PROBLEM TO WORK ON:
Collect each line containing "piksel".

EXCERPTED RECORDS:
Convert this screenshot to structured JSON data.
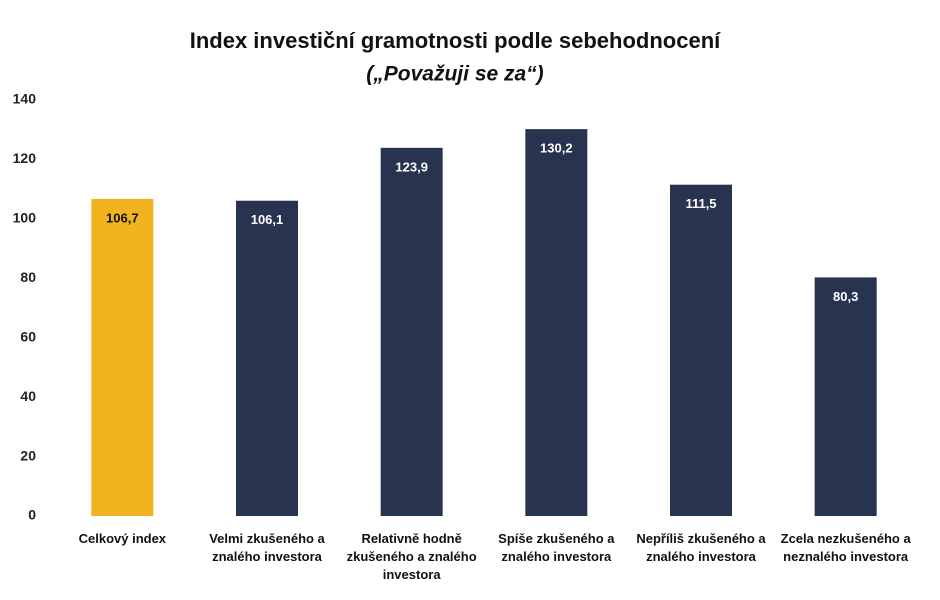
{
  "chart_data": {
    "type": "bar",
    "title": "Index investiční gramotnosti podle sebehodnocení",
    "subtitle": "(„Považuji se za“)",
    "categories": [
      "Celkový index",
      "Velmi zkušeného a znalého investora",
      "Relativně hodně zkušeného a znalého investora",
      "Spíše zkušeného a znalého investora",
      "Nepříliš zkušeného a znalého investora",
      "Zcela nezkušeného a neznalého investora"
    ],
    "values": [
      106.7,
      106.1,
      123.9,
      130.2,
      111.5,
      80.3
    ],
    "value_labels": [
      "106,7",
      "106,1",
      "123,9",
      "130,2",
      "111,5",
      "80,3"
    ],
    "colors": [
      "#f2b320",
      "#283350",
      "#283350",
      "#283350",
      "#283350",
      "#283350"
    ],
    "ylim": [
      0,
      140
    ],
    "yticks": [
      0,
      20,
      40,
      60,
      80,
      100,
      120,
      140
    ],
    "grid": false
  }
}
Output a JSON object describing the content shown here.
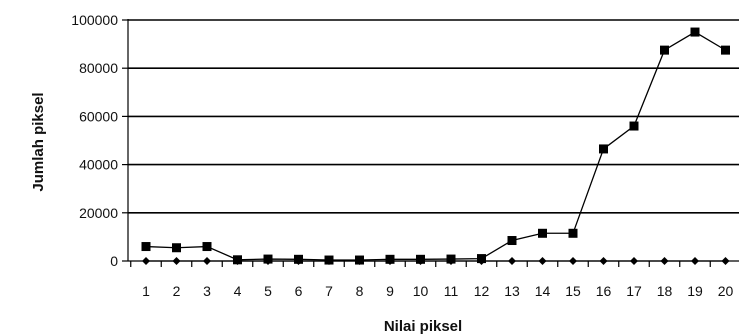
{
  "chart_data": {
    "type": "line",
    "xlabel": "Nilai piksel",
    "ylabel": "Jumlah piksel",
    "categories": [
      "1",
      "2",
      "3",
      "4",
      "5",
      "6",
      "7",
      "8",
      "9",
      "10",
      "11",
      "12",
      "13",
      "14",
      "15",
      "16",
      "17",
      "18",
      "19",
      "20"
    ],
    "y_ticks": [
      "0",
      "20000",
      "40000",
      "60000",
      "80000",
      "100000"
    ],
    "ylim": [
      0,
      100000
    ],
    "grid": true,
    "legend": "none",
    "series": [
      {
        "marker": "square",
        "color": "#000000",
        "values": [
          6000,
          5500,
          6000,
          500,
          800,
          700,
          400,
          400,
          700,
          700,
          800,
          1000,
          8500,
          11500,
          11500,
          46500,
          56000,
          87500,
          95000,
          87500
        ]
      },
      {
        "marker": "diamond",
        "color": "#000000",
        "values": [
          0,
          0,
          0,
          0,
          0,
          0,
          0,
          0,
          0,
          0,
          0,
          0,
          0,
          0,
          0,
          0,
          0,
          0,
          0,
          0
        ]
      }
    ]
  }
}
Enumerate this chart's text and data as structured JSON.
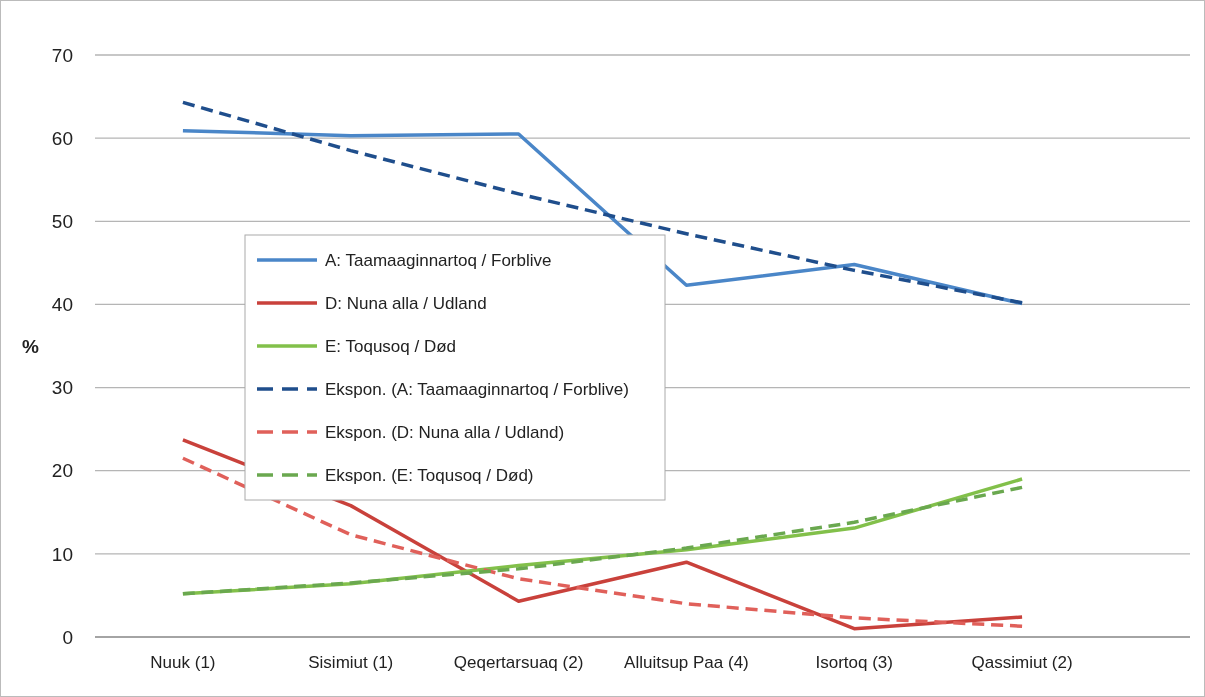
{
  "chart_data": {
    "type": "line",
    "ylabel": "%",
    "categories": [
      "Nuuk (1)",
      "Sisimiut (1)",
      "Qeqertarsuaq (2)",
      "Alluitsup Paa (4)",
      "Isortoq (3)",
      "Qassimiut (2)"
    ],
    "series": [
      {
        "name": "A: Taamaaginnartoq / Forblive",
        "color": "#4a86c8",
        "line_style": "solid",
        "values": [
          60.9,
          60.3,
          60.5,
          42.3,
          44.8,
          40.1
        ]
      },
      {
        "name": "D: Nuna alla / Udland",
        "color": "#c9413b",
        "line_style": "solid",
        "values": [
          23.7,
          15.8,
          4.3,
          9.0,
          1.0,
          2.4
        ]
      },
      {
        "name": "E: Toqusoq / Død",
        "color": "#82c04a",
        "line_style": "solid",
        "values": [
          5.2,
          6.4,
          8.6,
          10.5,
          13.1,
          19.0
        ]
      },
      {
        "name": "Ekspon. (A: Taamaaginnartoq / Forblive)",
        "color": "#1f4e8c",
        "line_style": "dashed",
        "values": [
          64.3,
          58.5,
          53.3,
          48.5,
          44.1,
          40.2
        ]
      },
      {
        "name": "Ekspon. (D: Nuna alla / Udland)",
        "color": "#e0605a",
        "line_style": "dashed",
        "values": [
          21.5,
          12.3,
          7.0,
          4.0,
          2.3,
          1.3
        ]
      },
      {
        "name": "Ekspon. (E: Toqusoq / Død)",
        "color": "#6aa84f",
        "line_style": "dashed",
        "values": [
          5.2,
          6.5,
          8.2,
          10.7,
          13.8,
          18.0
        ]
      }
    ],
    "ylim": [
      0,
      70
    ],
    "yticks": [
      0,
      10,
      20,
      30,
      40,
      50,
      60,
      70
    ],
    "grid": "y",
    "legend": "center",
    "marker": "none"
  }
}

EXERCISE ANSWER:
    "xlabel": "Nilai piksel",
    "ylabel": "Jumlah piksel",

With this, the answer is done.